• _Direction_
Reproduce word for word the passage of the earnings call transcript starting at "The decrease in" and ending at "that $45 million..".

• _Text excerpt_
..........

The issue that Rick mentioned, just to repeat myself, is that we've got some rigs that are really setting kind of performance records in the basin. We've got completion crews that are setting performance records in the basin. With our acreage, it's pretty easy for us to do best practices and really sit down. And we've had three rigs side by side.
They're literally a few thousand feet apart. We've had the frac crews side by side. So, those efficiencies are partially a function of just the way our acreage is set up. So, it's a combination of things.
The increase in capital that we just announced, the additional $45 million and the additional wells that that's going to enable us to do towards the end of the year, you really will not see any production benefit from that additional capital until 2019.
Keep in mind that when we start a package of wells, these are anywhere from 8 to 11, 12 wells at a time.
The drilling and completion times in order to maximize the efficiencies and recoveries from that block of acreage is going to take a four to six-month period between the start of the investment and when you really have completed your flow back and start to get production from that. So, this enhanced our supplement to the budget that we have.
You'll see the associated benefit with that in 2019, in bringing production in a little earlier than we thought in 2019. We are seeing some benefit of just the reduced cycle times from 2018 in our 2018 production forecast, but that's a relatively minimal amount relative to the increase in capital..
And Brian, just to complete that and make sure to answer the question (27:54). The guidance increase is driven 100% from just being more efficient and getting more wells done, doing a little bit more with less..
That is helpful color. Thank you for that. And then just one quick follow-up.
The decrease in local sands, is that built into the revised CapEx guidance, or would that represent the ability for further savings relative to the revised guidance?.
We talked earlier in the year about what would be a little bit second-half-loaded on reducing capital per well by using local sand. And as we signed that contract, those numbers were kind of already baked into the capital, so the numbers do reflect using local sand..
Thank you very much..
To clarify my previous comment on the additional capital, Brian, that $45 million in the additional 7.5 net wells that we expect from that, that is not a one-for-one. There is also some offsets in the benefit of using that in-basin sand that offsets the total cost of those wells in that $45 million..
Okay. Great. Appreciate it..
Thank you. And the next question will come from the line of Sameer Panjwani with Tudor, Pickering, Holt & Company. Your line is now open..
Hey, guys. Good morning..
Good morning..
Hey, Sameer..
So, on previous calls, you've mentioned the need to accelerate the pace of rig additions to take advantage of the inventory expansion implicit in the 32 well per section development.
How do the cycle time reductions you're seeing now impact your thought process there going forward?.

..........

• _Entries supplied_
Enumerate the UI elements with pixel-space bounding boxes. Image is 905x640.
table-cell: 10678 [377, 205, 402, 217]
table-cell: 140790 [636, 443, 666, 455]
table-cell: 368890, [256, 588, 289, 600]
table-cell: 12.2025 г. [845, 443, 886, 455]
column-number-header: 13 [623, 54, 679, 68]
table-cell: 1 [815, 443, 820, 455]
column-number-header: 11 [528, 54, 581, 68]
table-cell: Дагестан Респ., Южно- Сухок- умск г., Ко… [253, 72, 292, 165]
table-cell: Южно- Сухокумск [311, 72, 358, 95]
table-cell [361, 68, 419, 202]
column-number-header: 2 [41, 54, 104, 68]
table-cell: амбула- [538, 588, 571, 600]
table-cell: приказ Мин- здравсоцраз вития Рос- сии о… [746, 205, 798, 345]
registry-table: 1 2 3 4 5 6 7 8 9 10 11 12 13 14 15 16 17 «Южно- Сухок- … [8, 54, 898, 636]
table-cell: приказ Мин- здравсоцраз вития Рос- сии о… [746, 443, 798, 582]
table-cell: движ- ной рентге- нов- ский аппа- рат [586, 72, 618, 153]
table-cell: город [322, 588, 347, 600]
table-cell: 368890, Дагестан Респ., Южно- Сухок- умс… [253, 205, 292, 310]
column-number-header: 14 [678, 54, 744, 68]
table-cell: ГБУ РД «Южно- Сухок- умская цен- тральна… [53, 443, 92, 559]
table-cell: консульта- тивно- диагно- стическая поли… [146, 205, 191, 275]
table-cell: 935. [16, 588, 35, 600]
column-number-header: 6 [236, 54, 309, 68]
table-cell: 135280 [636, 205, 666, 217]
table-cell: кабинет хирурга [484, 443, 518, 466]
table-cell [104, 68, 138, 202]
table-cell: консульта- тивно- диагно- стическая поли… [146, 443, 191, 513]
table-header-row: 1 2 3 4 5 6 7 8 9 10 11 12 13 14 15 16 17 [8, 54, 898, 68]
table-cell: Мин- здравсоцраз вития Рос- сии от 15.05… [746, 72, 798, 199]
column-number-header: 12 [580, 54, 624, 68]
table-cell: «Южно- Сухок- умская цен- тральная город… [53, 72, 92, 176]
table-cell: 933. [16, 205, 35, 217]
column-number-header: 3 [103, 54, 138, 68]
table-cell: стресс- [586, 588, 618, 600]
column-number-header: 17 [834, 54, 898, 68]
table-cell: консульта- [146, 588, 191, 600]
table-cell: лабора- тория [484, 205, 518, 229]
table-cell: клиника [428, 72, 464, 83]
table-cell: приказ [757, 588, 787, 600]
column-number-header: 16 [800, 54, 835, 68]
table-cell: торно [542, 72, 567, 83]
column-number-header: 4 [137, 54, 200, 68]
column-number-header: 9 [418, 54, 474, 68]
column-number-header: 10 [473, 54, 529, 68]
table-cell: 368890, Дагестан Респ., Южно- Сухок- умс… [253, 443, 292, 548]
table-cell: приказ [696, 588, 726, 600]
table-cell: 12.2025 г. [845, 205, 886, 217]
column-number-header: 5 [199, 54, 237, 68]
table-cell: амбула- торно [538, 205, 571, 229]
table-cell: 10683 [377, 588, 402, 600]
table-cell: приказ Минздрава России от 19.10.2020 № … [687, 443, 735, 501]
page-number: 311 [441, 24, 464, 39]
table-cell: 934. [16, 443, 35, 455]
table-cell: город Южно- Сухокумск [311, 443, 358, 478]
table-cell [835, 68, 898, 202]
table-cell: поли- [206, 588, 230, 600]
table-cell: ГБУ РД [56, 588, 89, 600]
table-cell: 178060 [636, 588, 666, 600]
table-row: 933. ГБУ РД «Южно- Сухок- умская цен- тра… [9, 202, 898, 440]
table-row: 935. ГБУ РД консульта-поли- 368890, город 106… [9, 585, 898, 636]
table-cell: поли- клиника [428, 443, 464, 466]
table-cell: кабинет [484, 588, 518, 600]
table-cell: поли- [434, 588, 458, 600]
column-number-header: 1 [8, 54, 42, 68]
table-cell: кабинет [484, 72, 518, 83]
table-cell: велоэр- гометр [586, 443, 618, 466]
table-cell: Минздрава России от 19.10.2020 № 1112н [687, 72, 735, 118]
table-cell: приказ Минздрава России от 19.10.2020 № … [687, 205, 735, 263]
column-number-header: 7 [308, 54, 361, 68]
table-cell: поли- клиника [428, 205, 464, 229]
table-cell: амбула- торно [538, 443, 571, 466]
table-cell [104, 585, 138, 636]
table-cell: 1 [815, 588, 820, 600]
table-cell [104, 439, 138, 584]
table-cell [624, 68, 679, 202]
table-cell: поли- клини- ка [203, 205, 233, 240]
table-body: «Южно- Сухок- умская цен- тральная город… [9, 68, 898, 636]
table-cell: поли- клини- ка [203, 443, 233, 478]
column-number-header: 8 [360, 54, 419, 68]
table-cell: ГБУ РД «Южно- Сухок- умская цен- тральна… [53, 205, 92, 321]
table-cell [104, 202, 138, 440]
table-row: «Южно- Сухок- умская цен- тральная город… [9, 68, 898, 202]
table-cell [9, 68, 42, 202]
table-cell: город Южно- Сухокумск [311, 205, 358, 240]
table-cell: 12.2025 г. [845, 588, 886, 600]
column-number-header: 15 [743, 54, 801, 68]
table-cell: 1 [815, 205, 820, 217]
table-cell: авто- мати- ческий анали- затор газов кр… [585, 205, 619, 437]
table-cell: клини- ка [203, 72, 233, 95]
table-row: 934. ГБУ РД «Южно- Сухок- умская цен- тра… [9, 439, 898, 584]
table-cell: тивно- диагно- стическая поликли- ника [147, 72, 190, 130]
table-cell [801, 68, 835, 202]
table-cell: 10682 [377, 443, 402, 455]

..........

• _Response for this exercise_
The decrease in local sands, is that built into the revised CapEx guidance, or would that represent the ability for further savings relative to the revised guidance?.
We talked earlier in the year about what would be a little bit second-half-loaded on reducing capital per well by using local sand. And as we signed that contract, those numbers were kind of already baked into the capital, so the numbers do reflect using local sand..
Thank you very much..
To clarify my previous comment on the additional capital, Brian, that $45 million in the additional 7.5 net wells that we expect from that, that is not a one-for-one. There is also some offsets in the benefit of using that in-basin sand that offsets the total cost of those wells in that $45 million..